======== Data provided
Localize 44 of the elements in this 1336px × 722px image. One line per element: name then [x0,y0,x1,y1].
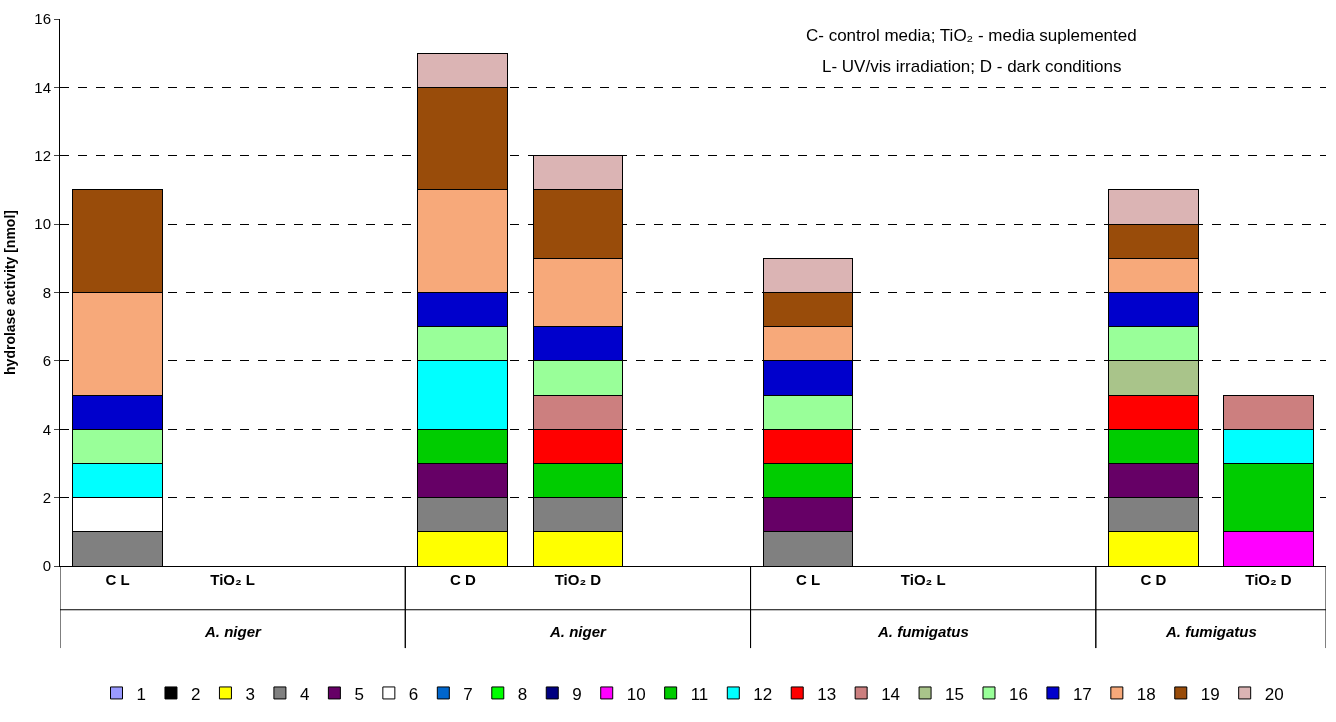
x-tick-label: C L [105,571,130,588]
y-tick-label: 6 [42,352,51,370]
legend-label: 16 [1008,684,1028,704]
x-tick-label: C D [1140,571,1167,588]
legend-label: 2 [190,684,201,704]
legend-label: 8 [517,684,528,704]
y-tick-label: 2 [42,488,51,506]
legend-label: 15 [945,684,964,704]
legend-label: 3 [245,684,255,704]
legend-label: 18 [1136,684,1156,704]
text: A. fumigatus [877,623,969,640]
legend-label: 10 [626,684,646,704]
x-tick-label: TiO₂ D [1245,571,1292,588]
legend-label: 6 [408,684,419,704]
legend-label: 11 [690,684,709,704]
y-tick-label: 12 [34,147,51,164]
y-tick-label: 10 [34,215,51,233]
x-tick-label: C L [796,571,821,588]
text: A. niger [204,623,262,640]
legend-label: 9 [572,684,582,704]
legend-label: 20 [1264,684,1284,704]
legend-label: 17 [1072,684,1092,704]
text: A. niger [549,623,607,640]
y-axis-title: hydrolase activity [nmol] [1,210,18,375]
x-tick-label: TiO₂ D [554,571,602,588]
y-tick-label: 14 [34,78,51,96]
annotation: C- control media; TiO₂ - media suplemented [806,26,1137,45]
y-tick-label: 8 [42,283,51,301]
y-tick-label: 4 [42,420,51,438]
x-tick-label: TiO₂ L [210,571,256,588]
legend-label: 4 [299,684,310,704]
legend-label: 12 [753,684,773,704]
x-tick-label: TiO₂ L [900,571,946,588]
legend-label: 19 [1200,684,1220,704]
y-tick-label: 0 [42,557,51,575]
legend-label: 13 [817,684,837,704]
legend-label: 7 [463,684,473,704]
x-tick-label: C D [449,571,476,588]
legend-label: 5 [354,684,364,704]
legend-label: 1 [136,684,146,704]
legend-label: 14 [881,684,901,704]
y-tick-label: 16 [34,10,51,28]
text: A. fumigatus [1165,623,1257,640]
annotation: L- UV/vis irradiation; D - dark conditions [822,57,1122,76]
================
▶ _Task prompt_
Reproduce all of the material above line for line without altering any wording, and omit the pictures.

▶ _Expected answer_
Localize 44 of the elements in this 1336px × 722px image. One line per element: name then [x0,y0,x1,y1].
x-tick-label: C L [105,571,130,588]
y-tick-label: 6 [42,352,51,370]
legend-label: 16 [1008,684,1028,704]
x-tick-label: C D [1140,571,1167,588]
legend-label: 2 [190,684,201,704]
legend-label: 8 [517,684,528,704]
y-tick-label: 2 [42,488,51,506]
legend-label: 15 [945,684,964,704]
legend-label: 3 [245,684,255,704]
legend-label: 18 [1136,684,1156,704]
text: A. fumigatus [877,623,969,640]
legend-label: 10 [626,684,646,704]
x-tick-label: TiO₂ D [1245,571,1292,588]
legend-label: 6 [408,684,419,704]
legend-label: 11 [690,684,709,704]
y-tick-label: 12 [34,147,51,164]
y-tick-label: 10 [34,215,51,233]
x-tick-label: C L [796,571,821,588]
text: A. niger [204,623,262,640]
legend-label: 9 [572,684,582,704]
legend-label: 20 [1264,684,1284,704]
legend-label: 17 [1072,684,1092,704]
text: A. niger [549,623,607,640]
y-axis-title: hydrolase activity [nmol] [1,210,18,375]
x-tick-label: TiO₂ D [554,571,602,588]
y-tick-label: 14 [34,78,51,96]
annotation: C- control media; TiO₂ - media suplemented [806,26,1137,45]
y-tick-label: 8 [42,283,51,301]
y-tick-label: 4 [42,420,51,438]
x-tick-label: TiO₂ L [210,571,256,588]
legend-label: 4 [299,684,310,704]
legend-label: 12 [753,684,773,704]
x-tick-label: TiO₂ L [900,571,946,588]
legend-label: 19 [1200,684,1220,704]
y-tick-label: 0 [42,557,51,575]
legend-label: 13 [817,684,837,704]
legend-label: 7 [463,684,473,704]
x-tick-label: C D [449,571,476,588]
legend-label: 5 [354,684,364,704]
legend-label: 1 [136,684,146,704]
legend-label: 14 [881,684,901,704]
y-tick-label: 16 [34,10,51,28]
text: A. fumigatus [1165,623,1257,640]
annotation: L- UV/vis irradiation; D - dark conditions [822,57,1122,76]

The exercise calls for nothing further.